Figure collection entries

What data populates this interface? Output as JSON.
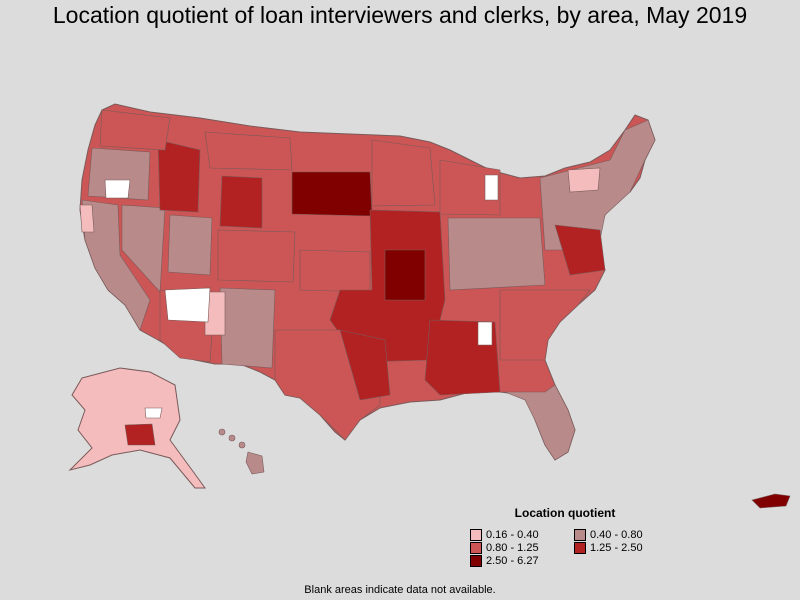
{
  "title": "Location quotient of loan interviewers and clerks, by area, May 2019",
  "legend": {
    "title": "Location quotient",
    "items": [
      {
        "label": "0.16 - 0.40",
        "color": "#f4bcbc"
      },
      {
        "label": "0.40 - 0.80",
        "color": "#b88a8a"
      },
      {
        "label": "0.80 - 1.25",
        "color": "#cc5555"
      },
      {
        "label": "1.25 - 2.50",
        "color": "#b22222"
      },
      {
        "label": "2.50 - 6.27",
        "color": "#800000"
      }
    ]
  },
  "footnote": "Blank areas indicate data not available."
}
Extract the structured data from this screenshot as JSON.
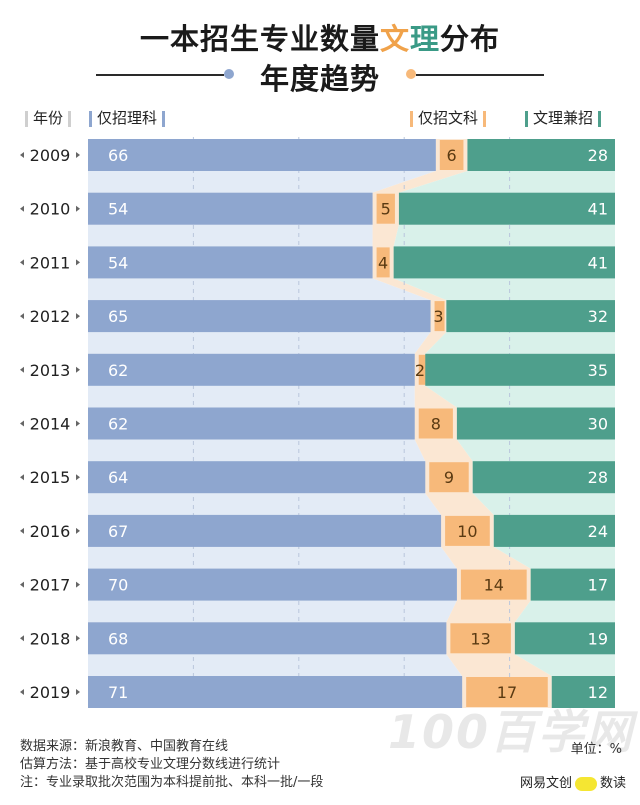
{
  "title": {
    "line1_a": "一本招生专业数量",
    "line1_b": "文",
    "line1_c": "理",
    "line1_d": "分布",
    "line2": "年度趋势"
  },
  "headers": {
    "year": "年份",
    "science": "仅招理科",
    "arts": "仅招文科",
    "both": "文理兼招"
  },
  "colors": {
    "science": "#8ea6cf",
    "science_bg": "#e3ebf6",
    "arts": "#f7b97a",
    "arts_bg": "#fbe7d3",
    "both": "#4e9f8c",
    "both_bg": "#d9f1ea"
  },
  "chart_data": {
    "type": "bar",
    "stacked": true,
    "orientation": "horizontal",
    "unit": "%",
    "categories": [
      "2009",
      "2010",
      "2011",
      "2012",
      "2013",
      "2014",
      "2015",
      "2016",
      "2017",
      "2018",
      "2019"
    ],
    "series": [
      {
        "name": "仅招理科",
        "values": [
          66,
          54,
          54,
          65,
          62,
          62,
          64,
          67,
          70,
          68,
          71
        ]
      },
      {
        "name": "仅招文科",
        "values": [
          6,
          5,
          4,
          3,
          2,
          8,
          9,
          10,
          14,
          13,
          17
        ]
      },
      {
        "name": "文理兼招",
        "values": [
          28,
          41,
          41,
          32,
          35,
          30,
          28,
          24,
          17,
          19,
          12
        ]
      }
    ]
  },
  "footer": {
    "source": "数据来源：新浪教育、中国教育在线",
    "method": "估算方法：基于高校专业文理分数线进行统计",
    "note": "注：专业录取批次范围为本科提前批、本科一批/一段",
    "unit": "单位：%",
    "brand_left": "网易文创",
    "brand_right": "数读",
    "watermark": "100百学网"
  }
}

What you need to do: Nothing in the entries above should change when they are printed again, except that the pictures are dropped.

Result for this task:
What data populates this interface? Output as JSON.
{
  "title": "Location quotient of loan interviewers and clerks, by area, May 2019",
  "legend": {
    "title": "Location quotient",
    "items": [
      {
        "label": "0.16 - 0.40",
        "color": "#f4bcbc"
      },
      {
        "label": "0.40 - 0.80",
        "color": "#b88a8a"
      },
      {
        "label": "0.80 - 1.25",
        "color": "#cc5555"
      },
      {
        "label": "1.25 - 2.50",
        "color": "#b22222"
      },
      {
        "label": "2.50 - 6.27",
        "color": "#800000"
      }
    ]
  },
  "footnote": "Blank areas indicate data not available."
}
Extract the structured data from this screenshot as JSON.
{
  "title": {
    "line1_a": "一本招生专业数量",
    "line1_b": "文",
    "line1_c": "理",
    "line1_d": "分布",
    "line2": "年度趋势"
  },
  "headers": {
    "year": "年份",
    "science": "仅招理科",
    "arts": "仅招文科",
    "both": "文理兼招"
  },
  "colors": {
    "science": "#8ea6cf",
    "science_bg": "#e3ebf6",
    "arts": "#f7b97a",
    "arts_bg": "#fbe7d3",
    "both": "#4e9f8c",
    "both_bg": "#d9f1ea"
  },
  "chart_data": {
    "type": "bar",
    "stacked": true,
    "orientation": "horizontal",
    "unit": "%",
    "categories": [
      "2009",
      "2010",
      "2011",
      "2012",
      "2013",
      "2014",
      "2015",
      "2016",
      "2017",
      "2018",
      "2019"
    ],
    "series": [
      {
        "name": "仅招理科",
        "values": [
          66,
          54,
          54,
          65,
          62,
          62,
          64,
          67,
          70,
          68,
          71
        ]
      },
      {
        "name": "仅招文科",
        "values": [
          6,
          5,
          4,
          3,
          2,
          8,
          9,
          10,
          14,
          13,
          17
        ]
      },
      {
        "name": "文理兼招",
        "values": [
          28,
          41,
          41,
          32,
          35,
          30,
          28,
          24,
          17,
          19,
          12
        ]
      }
    ]
  },
  "footer": {
    "source": "数据来源：新浪教育、中国教育在线",
    "method": "估算方法：基于高校专业文理分数线进行统计",
    "note": "注：专业录取批次范围为本科提前批、本科一批/一段",
    "unit": "单位：%",
    "brand_left": "网易文创",
    "brand_right": "数读",
    "watermark": "100百学网"
  }
}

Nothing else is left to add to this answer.